Read through the data and report every line in which the word "Kotla" occurs.

STORED DATA:
◇ ◇ ◇ ◇ ◇

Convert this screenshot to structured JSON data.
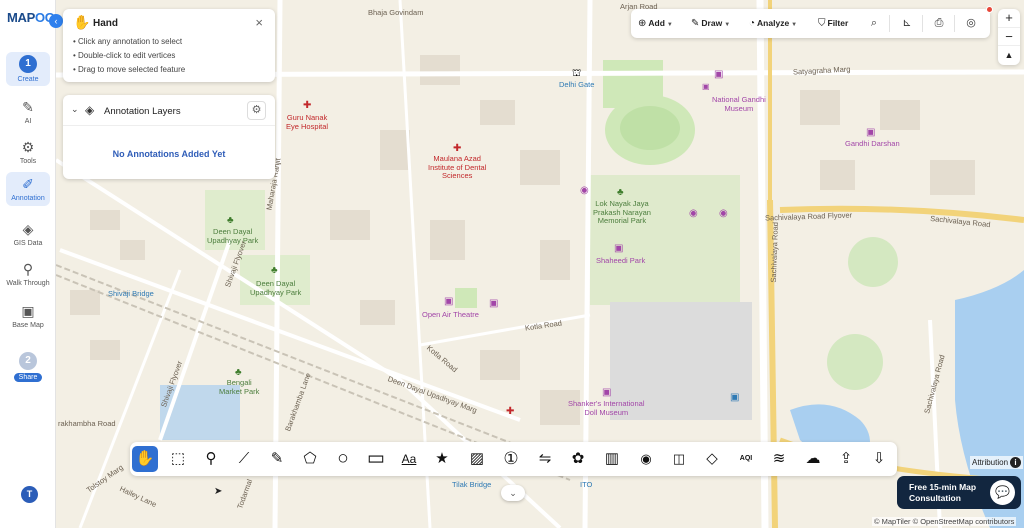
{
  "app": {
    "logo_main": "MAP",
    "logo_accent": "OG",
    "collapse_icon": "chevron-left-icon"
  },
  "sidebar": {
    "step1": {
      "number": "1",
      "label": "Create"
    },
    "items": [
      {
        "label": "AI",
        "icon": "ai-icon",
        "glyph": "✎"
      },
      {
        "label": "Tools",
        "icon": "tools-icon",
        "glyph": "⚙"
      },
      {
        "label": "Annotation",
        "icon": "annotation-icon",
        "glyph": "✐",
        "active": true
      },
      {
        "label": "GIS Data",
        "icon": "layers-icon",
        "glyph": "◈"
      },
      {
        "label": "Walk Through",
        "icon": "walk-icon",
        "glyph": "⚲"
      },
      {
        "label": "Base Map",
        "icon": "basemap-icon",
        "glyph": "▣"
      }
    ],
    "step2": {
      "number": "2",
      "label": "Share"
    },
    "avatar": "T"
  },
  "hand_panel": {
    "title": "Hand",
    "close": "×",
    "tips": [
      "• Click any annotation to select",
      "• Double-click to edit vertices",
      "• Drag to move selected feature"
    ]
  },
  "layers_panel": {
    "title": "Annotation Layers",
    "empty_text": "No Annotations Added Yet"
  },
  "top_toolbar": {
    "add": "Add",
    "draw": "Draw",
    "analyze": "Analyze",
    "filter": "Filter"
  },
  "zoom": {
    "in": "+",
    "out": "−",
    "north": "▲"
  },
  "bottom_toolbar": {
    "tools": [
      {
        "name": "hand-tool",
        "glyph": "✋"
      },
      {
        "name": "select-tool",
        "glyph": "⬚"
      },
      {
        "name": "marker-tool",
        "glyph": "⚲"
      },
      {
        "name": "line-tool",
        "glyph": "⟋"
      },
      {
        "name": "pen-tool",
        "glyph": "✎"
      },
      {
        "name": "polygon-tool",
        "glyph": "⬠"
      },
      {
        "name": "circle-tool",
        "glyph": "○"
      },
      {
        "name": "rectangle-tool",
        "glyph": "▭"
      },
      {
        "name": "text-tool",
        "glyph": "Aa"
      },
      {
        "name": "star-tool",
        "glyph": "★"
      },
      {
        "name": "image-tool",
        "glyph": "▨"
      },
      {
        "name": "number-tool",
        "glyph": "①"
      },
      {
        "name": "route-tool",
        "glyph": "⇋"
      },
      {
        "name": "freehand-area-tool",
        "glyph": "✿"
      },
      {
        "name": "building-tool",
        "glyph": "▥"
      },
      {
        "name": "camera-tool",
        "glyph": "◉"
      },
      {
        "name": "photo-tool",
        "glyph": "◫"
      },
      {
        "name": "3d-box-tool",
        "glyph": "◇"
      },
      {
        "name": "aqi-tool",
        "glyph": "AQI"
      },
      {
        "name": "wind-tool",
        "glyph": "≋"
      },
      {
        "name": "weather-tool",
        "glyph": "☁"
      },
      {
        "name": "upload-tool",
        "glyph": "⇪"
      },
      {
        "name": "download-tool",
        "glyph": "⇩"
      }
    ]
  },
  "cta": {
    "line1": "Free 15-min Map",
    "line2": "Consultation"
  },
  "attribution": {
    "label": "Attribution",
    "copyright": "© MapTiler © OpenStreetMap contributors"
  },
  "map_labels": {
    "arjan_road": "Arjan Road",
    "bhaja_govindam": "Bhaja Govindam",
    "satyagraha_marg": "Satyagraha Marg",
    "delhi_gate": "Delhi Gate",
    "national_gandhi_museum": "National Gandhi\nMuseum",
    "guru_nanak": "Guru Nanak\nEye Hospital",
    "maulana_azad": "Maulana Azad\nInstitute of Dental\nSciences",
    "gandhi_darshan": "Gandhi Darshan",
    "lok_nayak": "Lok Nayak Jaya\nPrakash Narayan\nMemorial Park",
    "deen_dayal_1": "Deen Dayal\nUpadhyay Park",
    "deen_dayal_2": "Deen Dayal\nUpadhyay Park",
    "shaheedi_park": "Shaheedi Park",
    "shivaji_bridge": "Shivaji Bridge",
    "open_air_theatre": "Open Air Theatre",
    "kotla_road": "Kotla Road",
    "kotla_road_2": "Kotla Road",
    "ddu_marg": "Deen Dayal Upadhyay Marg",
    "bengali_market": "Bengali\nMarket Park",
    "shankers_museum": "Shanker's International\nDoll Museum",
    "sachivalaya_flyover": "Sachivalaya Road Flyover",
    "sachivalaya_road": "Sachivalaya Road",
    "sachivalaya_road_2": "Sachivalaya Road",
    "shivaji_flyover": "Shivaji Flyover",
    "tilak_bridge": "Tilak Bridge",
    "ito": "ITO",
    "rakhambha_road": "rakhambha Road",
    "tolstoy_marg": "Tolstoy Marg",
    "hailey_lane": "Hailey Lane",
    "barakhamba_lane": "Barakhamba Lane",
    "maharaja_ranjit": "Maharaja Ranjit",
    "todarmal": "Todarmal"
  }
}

◇ ◇ ◇ ◇ ◇

IN RESPONSE:
    "kotla_road": "Kotla Road",
    "kotla_road_2": "Kotla Road",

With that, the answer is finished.